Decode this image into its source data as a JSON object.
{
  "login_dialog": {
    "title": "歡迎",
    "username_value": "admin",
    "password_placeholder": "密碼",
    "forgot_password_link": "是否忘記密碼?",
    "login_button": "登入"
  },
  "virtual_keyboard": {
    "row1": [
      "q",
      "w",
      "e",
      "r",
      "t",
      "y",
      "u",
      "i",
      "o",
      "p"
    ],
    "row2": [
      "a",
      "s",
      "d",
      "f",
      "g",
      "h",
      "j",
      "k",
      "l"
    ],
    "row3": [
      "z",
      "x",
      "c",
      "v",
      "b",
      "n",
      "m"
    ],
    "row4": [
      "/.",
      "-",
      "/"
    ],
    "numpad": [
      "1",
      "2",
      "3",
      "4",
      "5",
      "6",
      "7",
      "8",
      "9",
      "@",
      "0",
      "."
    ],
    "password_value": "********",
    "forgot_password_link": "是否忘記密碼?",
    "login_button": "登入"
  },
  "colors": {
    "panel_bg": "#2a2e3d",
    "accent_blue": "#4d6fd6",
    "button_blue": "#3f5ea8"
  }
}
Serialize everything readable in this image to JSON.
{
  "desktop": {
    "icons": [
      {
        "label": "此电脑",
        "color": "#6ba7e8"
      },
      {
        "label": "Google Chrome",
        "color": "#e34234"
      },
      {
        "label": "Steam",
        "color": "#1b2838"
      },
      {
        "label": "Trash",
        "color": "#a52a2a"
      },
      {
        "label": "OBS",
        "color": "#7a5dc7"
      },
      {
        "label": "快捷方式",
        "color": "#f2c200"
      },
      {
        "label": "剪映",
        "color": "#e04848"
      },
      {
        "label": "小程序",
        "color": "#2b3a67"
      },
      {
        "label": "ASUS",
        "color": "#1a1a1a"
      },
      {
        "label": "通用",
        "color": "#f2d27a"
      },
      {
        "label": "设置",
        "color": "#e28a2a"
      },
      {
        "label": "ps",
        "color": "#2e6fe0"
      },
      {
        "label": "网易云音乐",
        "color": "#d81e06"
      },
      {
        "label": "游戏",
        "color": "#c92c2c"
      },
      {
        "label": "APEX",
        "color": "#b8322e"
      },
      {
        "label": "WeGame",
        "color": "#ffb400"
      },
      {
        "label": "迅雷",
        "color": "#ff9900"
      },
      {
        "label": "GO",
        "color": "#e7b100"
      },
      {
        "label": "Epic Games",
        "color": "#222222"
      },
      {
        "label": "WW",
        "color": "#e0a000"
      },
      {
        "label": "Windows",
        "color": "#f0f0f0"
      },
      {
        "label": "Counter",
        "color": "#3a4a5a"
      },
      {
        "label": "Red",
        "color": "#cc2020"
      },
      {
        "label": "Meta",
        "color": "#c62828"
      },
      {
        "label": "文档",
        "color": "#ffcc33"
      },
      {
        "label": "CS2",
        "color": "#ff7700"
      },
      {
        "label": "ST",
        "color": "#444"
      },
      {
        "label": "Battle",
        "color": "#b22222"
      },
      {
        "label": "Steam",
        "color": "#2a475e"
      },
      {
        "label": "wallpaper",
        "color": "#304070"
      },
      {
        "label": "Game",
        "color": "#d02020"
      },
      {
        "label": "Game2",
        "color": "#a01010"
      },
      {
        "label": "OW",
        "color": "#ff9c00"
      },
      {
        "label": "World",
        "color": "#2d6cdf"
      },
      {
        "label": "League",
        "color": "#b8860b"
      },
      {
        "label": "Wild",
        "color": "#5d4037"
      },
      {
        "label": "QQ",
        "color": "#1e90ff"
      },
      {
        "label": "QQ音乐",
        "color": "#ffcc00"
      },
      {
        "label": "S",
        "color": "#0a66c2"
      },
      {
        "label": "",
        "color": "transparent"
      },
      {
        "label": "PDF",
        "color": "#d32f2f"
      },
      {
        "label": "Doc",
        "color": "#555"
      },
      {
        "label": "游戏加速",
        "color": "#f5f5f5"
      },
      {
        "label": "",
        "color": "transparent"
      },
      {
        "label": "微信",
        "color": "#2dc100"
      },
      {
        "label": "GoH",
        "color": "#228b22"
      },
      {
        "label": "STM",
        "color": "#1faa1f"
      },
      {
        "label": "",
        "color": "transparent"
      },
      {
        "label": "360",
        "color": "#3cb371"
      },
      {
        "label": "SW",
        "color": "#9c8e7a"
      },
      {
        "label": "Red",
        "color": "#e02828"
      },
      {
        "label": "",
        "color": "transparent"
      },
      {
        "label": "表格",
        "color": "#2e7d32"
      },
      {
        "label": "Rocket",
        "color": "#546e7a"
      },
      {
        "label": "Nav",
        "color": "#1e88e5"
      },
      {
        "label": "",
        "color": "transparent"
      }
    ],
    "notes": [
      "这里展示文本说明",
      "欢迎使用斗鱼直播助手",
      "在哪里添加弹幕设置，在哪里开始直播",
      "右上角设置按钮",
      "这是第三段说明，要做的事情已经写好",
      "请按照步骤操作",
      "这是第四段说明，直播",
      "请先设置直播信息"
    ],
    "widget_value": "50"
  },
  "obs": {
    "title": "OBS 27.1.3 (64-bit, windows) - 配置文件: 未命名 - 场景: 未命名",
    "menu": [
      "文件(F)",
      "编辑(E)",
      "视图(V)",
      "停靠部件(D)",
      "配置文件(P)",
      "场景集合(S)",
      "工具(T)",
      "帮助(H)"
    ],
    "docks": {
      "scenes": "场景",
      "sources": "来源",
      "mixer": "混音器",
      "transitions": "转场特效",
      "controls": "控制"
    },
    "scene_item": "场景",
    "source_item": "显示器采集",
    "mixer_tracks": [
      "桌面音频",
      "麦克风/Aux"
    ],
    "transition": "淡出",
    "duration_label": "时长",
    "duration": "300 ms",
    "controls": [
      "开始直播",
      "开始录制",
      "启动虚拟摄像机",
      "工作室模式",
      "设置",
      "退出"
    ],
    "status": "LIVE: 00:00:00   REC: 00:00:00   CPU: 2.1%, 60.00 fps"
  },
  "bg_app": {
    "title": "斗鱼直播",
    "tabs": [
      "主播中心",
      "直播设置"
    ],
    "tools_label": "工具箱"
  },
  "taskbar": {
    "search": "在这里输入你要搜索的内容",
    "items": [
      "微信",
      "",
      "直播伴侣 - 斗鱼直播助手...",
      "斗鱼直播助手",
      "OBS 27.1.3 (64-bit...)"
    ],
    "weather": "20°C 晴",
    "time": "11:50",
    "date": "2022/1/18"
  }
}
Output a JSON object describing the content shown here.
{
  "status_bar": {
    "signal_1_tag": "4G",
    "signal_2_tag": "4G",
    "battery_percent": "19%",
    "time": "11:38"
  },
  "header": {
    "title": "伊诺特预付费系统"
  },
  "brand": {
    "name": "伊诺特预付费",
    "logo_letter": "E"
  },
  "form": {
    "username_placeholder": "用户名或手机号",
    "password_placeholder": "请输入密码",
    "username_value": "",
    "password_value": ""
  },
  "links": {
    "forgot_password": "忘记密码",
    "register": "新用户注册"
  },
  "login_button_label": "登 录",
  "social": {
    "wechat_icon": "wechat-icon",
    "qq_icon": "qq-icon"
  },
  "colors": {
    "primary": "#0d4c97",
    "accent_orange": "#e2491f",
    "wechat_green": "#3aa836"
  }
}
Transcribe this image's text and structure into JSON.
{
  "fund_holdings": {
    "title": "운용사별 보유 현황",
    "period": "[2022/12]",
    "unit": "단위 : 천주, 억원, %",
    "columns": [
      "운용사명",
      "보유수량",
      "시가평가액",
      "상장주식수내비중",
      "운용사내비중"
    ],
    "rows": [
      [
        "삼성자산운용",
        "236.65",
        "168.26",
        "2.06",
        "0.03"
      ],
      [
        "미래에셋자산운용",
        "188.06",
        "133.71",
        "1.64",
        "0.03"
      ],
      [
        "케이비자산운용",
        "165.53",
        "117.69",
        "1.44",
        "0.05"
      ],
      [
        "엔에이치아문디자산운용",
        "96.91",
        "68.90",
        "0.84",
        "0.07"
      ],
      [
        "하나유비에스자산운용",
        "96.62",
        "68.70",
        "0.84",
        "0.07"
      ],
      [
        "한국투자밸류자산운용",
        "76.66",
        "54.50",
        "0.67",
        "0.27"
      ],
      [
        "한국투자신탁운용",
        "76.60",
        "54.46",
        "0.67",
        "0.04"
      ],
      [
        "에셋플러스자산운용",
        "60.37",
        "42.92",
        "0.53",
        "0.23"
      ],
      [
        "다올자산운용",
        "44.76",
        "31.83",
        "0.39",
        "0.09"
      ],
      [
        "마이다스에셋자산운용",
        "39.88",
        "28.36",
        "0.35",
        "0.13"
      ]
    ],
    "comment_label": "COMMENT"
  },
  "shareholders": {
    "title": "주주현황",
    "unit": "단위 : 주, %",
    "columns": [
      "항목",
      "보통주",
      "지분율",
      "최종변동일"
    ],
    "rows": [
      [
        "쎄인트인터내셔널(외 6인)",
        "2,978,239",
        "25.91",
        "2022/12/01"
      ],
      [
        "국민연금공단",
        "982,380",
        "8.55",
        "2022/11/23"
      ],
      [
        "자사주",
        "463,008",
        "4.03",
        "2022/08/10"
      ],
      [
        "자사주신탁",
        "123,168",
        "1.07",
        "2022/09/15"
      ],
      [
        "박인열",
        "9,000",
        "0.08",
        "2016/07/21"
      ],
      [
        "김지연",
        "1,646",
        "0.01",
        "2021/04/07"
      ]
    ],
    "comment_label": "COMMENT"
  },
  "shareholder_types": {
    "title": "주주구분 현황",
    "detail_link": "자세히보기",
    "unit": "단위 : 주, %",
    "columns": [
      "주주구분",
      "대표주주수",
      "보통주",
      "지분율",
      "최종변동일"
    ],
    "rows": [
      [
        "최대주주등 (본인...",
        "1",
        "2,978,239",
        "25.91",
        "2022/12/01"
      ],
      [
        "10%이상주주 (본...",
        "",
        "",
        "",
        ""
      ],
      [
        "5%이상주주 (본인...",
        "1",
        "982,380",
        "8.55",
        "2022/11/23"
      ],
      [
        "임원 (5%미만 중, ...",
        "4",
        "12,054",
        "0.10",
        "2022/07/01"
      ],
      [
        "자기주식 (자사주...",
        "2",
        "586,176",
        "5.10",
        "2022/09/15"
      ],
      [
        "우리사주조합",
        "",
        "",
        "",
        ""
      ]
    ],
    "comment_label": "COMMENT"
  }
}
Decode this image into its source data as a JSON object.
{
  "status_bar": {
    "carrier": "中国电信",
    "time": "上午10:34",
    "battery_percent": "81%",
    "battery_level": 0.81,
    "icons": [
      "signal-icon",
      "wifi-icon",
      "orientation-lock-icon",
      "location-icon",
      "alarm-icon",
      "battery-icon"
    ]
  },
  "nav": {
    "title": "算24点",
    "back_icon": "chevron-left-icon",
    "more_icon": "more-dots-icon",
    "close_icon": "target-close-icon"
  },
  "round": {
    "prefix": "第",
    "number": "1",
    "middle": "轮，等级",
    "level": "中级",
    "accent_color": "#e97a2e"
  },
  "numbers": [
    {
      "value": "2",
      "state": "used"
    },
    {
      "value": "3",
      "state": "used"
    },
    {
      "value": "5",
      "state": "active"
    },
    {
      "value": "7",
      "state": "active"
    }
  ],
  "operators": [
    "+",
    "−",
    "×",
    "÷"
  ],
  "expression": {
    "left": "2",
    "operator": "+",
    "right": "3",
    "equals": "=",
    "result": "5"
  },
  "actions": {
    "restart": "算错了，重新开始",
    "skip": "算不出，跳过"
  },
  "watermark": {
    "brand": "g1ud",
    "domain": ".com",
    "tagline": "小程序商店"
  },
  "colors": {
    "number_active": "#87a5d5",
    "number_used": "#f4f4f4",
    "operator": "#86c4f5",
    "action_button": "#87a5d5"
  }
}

####

- To do
Say how many lines contain "title", and give nothing but that number.

- Answer to this task
8